= WRITTEN EXERCISE =
Single out each line with the word "منظومة" and copy it.

═══ ROWS

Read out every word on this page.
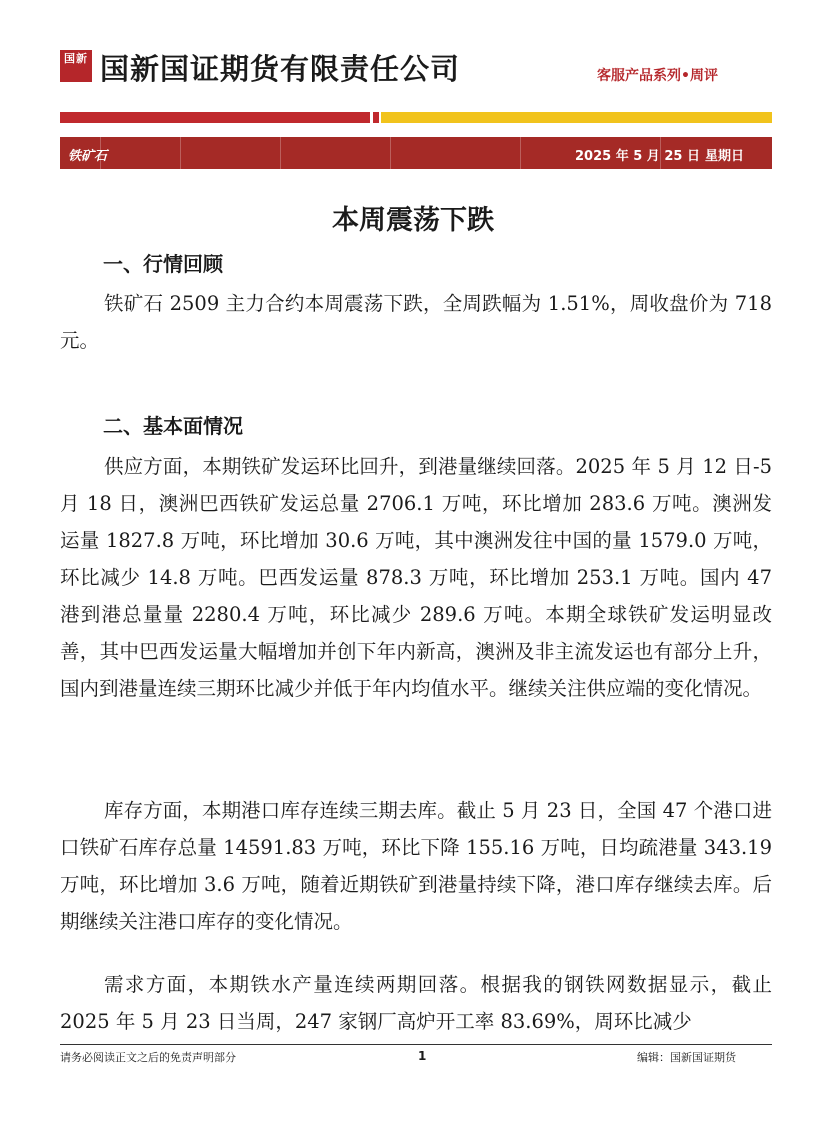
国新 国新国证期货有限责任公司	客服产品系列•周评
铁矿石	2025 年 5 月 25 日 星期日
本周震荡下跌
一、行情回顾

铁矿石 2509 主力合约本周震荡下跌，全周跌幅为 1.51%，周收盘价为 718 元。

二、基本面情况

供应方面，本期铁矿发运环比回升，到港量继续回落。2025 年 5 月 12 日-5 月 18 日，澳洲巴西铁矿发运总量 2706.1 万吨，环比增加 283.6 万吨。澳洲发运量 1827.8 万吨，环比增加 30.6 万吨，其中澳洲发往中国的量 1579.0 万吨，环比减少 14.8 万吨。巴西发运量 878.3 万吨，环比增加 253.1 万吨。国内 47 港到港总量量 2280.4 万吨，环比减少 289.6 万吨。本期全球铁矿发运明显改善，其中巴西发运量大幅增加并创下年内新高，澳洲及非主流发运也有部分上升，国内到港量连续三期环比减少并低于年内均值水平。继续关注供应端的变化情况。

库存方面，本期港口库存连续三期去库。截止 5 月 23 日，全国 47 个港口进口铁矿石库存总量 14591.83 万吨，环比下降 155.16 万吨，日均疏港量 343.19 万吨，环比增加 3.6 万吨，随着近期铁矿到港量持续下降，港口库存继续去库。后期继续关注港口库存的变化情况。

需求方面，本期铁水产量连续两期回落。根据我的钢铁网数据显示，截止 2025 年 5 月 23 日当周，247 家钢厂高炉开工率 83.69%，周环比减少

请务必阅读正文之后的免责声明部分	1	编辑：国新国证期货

══════
═══ ROWS

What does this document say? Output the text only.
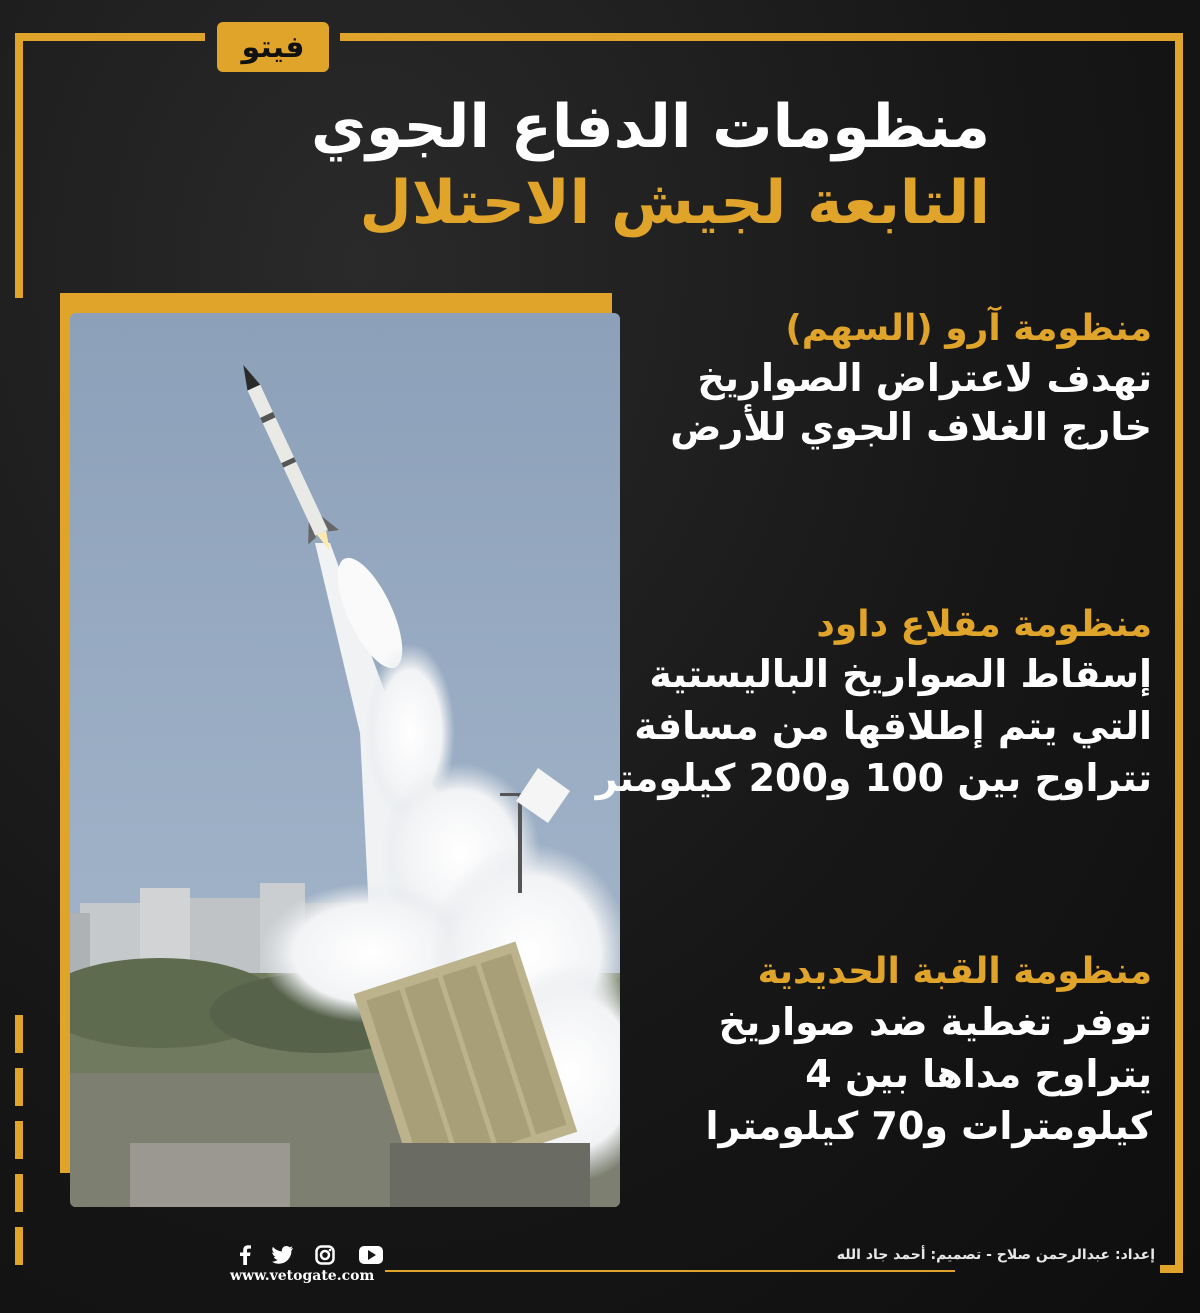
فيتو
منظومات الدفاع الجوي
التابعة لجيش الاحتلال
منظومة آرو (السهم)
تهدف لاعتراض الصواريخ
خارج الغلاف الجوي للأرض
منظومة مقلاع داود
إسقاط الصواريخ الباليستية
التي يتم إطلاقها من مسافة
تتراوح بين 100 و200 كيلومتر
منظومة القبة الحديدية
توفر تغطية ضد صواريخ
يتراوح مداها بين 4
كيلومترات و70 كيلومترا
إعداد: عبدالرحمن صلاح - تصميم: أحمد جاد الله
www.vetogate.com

══════

= EXERCISE RESPONSE =
منظومة آرو (السهم)
منظومة مقلاع داود
منظومة القبة الحديدية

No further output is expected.